| ACTIVITY |
When duplicating the records beneath this instruction, omit every picture and keep all else exact.

| MATERIALS PROVIDED |
------------------------------------

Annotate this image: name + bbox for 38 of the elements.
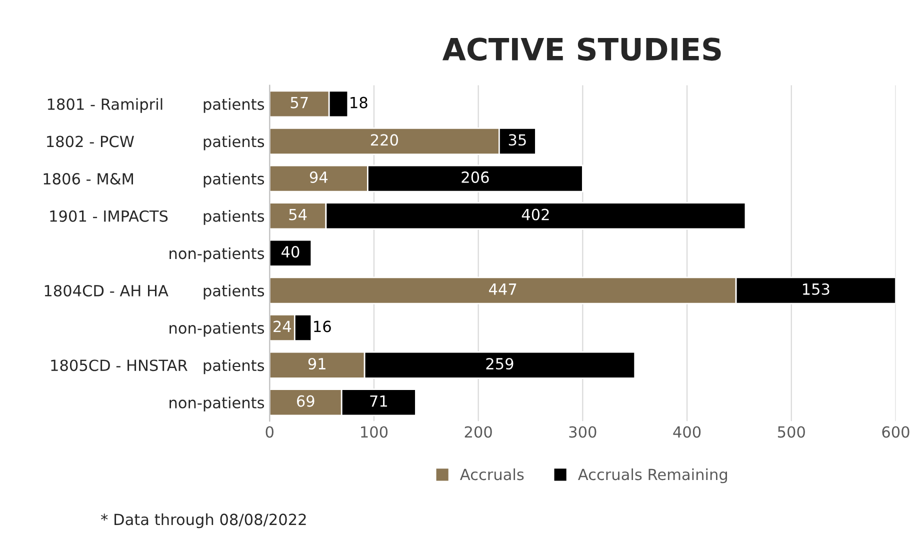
x-tick-label: 200 <box>464 426 492 438</box>
bar <box>270 239 312 267</box>
data-label: 69 <box>296 395 314 407</box>
data-label: 57 <box>290 97 308 108</box>
data-label: 94 <box>310 171 328 183</box>
text: * Data through 08/08/2022 <box>100 513 306 528</box>
y-tick-label: 1805CD - HNSTAR patients <box>51 359 264 374</box>
y-tick-label: non-patients <box>170 322 264 337</box>
x-tick-label: 300 <box>569 426 596 438</box>
data-label: 402 <box>522 208 549 220</box>
y-tick-label: 1802 - PCW patients <box>47 135 264 150</box>
y-tick-label: non-patients <box>170 247 264 262</box>
data-label: 18 <box>350 96 368 108</box>
y-tick-label: 1901 - IMPACTS patients <box>50 210 264 225</box>
data-label: 220 <box>370 134 398 146</box>
data-label: 153 <box>802 283 830 295</box>
y-tick-label: non-patients <box>170 396 264 412</box>
x-tick-label: 500 <box>778 426 805 438</box>
x-tick-label: 100 <box>361 426 388 438</box>
data-label: 35 <box>508 134 526 146</box>
legend-label: Accruals Remaining <box>578 468 727 484</box>
data-label: 447 <box>489 284 516 295</box>
data-label: 71 <box>370 395 387 407</box>
data-label: 259 <box>486 358 514 370</box>
data-label: 206 <box>462 171 489 183</box>
data-label: 54 <box>289 208 307 220</box>
y-tick-label: 1801 - Ramipril patients <box>48 98 264 113</box>
data-label: 16 <box>314 320 331 332</box>
chart-title: ACTIVE STUDIES <box>442 38 721 61</box>
data-label: 91 <box>308 358 326 370</box>
x-tick-label: 0 <box>266 426 274 438</box>
legend-label: Accruals <box>460 468 524 480</box>
y-tick-label: 1804CD - AH HA patients <box>44 284 264 300</box>
x-tick-label: 600 <box>882 426 910 438</box>
data-label: 40 <box>282 246 300 258</box>
data-label: 24 <box>274 320 292 332</box>
y-tick-label: 1806 - M&M patients <box>44 172 264 188</box>
x-tick-label: 400 <box>673 426 701 438</box>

------------------------------------

| YOUR RESPONSE |
Annotate this image: name + bbox for 38 of the elements.
x-tick-label: 200 <box>464 426 492 438</box>
bar <box>270 239 312 267</box>
data-label: 69 <box>296 395 314 407</box>
data-label: 57 <box>290 97 308 108</box>
data-label: 94 <box>310 171 328 183</box>
text: * Data through 08/08/2022 <box>100 513 306 528</box>
y-tick-label: 1805CD - HNSTAR patients <box>51 359 264 374</box>
y-tick-label: non-patients <box>170 322 264 337</box>
x-tick-label: 300 <box>569 426 596 438</box>
data-label: 402 <box>522 208 549 220</box>
y-tick-label: 1802 - PCW patients <box>47 135 264 150</box>
y-tick-label: non-patients <box>170 247 264 262</box>
data-label: 18 <box>350 96 368 108</box>
y-tick-label: 1901 - IMPACTS patients <box>50 210 264 225</box>
data-label: 220 <box>370 134 398 146</box>
data-label: 153 <box>802 283 830 295</box>
y-tick-label: non-patients <box>170 396 264 412</box>
x-tick-label: 500 <box>778 426 805 438</box>
x-tick-label: 100 <box>361 426 388 438</box>
data-label: 35 <box>508 134 526 146</box>
legend-label: Accruals Remaining <box>578 468 727 484</box>
data-label: 447 <box>489 284 516 295</box>
data-label: 71 <box>370 395 387 407</box>
data-label: 259 <box>486 358 514 370</box>
data-label: 206 <box>462 171 489 183</box>
data-label: 54 <box>289 208 307 220</box>
y-tick-label: 1801 - Ramipril patients <box>48 98 264 113</box>
data-label: 16 <box>314 320 331 332</box>
chart-title: ACTIVE STUDIES <box>442 38 721 61</box>
data-label: 91 <box>308 358 326 370</box>
x-tick-label: 0 <box>266 426 274 438</box>
legend-label: Accruals <box>460 468 524 480</box>
y-tick-label: 1804CD - AH HA patients <box>44 284 264 300</box>
x-tick-label: 600 <box>882 426 910 438</box>
data-label: 40 <box>282 246 300 258</box>
data-label: 24 <box>274 320 292 332</box>
y-tick-label: 1806 - M&M patients <box>44 172 264 188</box>
x-tick-label: 400 <box>673 426 701 438</box>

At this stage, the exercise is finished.